◆ **What is being asked**
Check each line of the listing for the word "ylabel" and report how many lines contain it, giving nothing but the number.
[begin Information provided]
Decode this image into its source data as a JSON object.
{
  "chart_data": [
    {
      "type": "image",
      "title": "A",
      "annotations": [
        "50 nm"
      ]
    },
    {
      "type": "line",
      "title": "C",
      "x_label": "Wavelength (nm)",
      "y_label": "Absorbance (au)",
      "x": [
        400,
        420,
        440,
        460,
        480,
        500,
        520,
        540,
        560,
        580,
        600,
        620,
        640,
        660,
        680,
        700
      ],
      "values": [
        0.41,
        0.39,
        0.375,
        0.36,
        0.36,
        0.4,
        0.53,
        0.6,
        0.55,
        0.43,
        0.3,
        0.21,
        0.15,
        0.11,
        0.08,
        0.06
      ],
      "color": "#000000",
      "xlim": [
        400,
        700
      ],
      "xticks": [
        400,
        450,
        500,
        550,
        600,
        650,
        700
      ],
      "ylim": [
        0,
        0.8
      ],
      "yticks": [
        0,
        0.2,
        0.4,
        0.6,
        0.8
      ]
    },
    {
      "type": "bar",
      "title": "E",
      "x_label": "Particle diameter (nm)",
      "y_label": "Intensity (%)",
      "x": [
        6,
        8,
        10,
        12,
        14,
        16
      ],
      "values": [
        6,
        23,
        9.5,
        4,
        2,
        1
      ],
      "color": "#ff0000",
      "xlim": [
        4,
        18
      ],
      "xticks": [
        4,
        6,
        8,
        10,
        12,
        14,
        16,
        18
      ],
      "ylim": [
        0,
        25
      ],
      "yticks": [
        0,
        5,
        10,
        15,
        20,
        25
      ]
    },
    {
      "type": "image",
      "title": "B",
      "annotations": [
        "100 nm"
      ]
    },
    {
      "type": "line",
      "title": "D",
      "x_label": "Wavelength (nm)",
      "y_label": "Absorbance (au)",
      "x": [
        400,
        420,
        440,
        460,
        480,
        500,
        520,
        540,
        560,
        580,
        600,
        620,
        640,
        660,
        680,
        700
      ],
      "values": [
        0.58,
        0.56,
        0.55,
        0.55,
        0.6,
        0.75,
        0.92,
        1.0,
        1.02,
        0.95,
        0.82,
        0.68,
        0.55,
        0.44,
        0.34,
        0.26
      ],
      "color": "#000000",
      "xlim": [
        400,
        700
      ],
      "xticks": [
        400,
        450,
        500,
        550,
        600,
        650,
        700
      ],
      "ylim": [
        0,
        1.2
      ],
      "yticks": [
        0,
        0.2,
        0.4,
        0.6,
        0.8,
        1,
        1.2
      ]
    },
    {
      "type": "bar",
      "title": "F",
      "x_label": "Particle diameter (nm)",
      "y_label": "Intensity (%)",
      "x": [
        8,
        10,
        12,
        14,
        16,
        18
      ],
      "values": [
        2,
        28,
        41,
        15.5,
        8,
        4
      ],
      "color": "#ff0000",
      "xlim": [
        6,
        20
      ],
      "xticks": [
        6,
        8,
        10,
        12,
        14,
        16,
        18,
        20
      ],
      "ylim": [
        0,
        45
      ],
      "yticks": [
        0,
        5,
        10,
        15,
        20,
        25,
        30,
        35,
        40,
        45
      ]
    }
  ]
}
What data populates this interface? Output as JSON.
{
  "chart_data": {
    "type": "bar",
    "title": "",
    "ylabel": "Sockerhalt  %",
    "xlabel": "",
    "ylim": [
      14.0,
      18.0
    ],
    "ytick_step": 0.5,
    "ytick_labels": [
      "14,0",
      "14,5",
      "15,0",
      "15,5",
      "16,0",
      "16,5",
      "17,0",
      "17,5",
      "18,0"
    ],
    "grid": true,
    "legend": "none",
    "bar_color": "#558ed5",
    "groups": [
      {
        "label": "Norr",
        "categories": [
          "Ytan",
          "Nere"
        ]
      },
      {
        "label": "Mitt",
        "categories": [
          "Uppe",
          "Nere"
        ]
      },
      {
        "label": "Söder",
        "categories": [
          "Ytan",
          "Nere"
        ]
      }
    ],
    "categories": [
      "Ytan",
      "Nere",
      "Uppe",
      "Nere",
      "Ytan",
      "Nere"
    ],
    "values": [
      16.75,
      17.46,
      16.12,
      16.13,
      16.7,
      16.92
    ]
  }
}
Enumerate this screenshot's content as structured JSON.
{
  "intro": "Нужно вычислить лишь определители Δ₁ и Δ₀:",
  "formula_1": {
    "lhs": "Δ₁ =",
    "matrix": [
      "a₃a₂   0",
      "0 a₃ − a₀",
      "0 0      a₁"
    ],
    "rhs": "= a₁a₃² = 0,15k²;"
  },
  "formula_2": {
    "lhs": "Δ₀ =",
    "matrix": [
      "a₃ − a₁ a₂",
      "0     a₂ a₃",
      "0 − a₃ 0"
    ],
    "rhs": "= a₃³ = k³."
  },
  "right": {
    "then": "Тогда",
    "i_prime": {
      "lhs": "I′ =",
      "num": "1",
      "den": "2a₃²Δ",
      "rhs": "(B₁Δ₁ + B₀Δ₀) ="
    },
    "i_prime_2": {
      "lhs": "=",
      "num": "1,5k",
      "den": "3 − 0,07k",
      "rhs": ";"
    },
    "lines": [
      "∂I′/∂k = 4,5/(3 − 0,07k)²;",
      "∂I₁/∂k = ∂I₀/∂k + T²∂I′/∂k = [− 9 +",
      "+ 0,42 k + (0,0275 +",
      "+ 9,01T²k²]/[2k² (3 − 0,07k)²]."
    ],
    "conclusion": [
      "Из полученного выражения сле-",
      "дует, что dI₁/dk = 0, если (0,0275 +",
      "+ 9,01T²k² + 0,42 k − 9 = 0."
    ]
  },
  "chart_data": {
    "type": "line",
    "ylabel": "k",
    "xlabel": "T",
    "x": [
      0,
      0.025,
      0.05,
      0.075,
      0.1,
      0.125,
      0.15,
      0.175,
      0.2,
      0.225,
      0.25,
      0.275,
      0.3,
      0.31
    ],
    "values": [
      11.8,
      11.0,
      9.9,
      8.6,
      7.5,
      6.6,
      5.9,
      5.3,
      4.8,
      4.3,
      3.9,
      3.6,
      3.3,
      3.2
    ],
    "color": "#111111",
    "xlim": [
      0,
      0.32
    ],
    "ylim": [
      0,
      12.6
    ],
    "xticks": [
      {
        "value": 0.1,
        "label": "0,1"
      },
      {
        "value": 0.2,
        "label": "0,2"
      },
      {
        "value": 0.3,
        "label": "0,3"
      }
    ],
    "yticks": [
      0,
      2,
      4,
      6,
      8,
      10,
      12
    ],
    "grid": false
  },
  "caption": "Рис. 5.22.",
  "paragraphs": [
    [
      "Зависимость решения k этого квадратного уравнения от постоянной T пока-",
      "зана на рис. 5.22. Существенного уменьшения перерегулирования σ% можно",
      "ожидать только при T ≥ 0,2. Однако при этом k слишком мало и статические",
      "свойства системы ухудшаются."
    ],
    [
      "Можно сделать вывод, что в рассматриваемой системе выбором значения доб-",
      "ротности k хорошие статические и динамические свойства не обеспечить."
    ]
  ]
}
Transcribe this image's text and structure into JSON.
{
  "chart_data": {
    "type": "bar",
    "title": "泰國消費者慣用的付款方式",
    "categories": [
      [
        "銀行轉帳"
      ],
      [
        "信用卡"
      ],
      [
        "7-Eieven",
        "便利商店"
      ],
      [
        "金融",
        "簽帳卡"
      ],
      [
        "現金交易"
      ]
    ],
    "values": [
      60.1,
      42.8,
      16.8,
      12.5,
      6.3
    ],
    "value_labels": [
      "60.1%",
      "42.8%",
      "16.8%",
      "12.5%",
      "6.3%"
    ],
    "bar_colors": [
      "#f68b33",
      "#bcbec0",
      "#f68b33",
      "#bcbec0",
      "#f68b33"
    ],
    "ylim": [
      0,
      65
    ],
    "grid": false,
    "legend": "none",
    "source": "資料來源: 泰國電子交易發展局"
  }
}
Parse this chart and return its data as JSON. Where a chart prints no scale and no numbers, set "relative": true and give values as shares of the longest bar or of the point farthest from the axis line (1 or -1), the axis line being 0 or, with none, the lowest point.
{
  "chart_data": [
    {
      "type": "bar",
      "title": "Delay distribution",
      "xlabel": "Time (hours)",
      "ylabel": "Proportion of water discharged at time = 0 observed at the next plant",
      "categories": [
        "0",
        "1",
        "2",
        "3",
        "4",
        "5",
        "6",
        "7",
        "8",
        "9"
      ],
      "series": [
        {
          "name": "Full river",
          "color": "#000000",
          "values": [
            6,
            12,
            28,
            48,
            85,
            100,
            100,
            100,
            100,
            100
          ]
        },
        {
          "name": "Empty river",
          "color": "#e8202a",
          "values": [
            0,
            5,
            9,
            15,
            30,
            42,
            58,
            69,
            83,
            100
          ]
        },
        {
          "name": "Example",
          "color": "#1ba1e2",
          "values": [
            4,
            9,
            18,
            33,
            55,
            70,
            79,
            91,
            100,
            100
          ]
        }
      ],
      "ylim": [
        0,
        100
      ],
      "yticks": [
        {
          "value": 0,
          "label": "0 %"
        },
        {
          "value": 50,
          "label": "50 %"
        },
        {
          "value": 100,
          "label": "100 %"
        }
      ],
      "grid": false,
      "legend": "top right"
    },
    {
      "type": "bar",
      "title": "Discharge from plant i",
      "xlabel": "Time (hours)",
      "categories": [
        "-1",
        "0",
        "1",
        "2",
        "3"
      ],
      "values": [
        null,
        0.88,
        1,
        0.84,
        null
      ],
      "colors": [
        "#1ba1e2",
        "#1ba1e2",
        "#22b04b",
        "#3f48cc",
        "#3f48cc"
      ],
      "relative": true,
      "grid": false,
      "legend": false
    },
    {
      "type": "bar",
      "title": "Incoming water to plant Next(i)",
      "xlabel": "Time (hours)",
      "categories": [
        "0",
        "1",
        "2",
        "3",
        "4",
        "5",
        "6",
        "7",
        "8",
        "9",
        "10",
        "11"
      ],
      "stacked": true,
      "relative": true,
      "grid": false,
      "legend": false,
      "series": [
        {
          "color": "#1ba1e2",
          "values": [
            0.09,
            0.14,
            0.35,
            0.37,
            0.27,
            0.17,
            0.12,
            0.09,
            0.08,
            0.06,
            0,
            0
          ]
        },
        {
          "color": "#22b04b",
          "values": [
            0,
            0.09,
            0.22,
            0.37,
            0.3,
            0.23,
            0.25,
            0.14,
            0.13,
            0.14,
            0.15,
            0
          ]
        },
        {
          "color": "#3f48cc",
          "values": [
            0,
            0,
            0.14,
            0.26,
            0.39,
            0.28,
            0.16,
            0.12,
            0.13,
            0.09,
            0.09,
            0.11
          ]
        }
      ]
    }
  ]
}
[end Information provided]
◆ **Task solution**
3